§ **Excerpt from a dataset**
* * * * * * * * *
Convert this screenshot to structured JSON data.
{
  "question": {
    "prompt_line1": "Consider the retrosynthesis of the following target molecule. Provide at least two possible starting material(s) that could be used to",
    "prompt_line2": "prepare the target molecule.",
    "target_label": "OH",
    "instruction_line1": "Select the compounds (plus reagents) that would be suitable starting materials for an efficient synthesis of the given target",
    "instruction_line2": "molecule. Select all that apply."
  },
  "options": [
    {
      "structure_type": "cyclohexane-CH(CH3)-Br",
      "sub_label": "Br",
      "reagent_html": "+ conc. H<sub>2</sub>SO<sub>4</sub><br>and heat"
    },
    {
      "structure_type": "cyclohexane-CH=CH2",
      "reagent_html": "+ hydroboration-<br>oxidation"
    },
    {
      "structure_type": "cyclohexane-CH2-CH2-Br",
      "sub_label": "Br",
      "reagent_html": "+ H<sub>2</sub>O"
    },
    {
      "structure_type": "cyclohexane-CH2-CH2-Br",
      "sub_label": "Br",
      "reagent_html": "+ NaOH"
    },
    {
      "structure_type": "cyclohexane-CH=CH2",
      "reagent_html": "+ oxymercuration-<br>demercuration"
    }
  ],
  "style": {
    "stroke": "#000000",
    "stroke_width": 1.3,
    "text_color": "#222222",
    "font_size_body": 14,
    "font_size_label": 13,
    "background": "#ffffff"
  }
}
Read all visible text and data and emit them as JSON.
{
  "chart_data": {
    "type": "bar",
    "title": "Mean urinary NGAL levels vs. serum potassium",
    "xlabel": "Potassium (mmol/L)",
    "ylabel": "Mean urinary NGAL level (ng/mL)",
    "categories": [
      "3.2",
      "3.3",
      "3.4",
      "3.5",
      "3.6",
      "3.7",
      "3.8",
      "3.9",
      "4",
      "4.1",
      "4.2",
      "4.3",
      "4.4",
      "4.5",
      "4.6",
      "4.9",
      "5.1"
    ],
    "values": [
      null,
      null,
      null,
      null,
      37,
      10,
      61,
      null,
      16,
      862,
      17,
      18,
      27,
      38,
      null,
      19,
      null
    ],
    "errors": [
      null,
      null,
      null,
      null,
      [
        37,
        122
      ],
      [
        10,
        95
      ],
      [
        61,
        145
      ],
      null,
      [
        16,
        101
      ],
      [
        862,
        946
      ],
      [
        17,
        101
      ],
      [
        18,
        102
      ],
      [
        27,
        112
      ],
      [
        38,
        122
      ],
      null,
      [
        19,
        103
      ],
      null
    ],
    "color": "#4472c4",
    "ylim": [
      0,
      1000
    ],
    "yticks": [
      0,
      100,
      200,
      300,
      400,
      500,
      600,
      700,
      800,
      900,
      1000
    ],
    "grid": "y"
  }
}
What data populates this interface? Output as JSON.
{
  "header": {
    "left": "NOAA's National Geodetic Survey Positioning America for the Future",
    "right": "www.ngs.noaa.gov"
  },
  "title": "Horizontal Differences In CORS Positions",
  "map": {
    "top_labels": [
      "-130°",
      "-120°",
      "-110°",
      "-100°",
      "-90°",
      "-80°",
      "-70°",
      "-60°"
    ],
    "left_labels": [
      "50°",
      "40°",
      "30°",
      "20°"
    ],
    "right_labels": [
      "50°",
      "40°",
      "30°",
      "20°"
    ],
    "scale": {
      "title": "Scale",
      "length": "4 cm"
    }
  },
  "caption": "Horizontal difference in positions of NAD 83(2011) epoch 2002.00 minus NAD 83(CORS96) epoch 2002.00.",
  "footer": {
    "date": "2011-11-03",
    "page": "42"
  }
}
* * * * * * * * *
§ **Exercise objective**
Copy all lines from the listing that contain "title".

§ **Full solution**
    "title": "Mean urinary NGAL levels vs. serum potassium",
  "title": "Horizontal Differences In CORS Positions",
      "title": "Scale",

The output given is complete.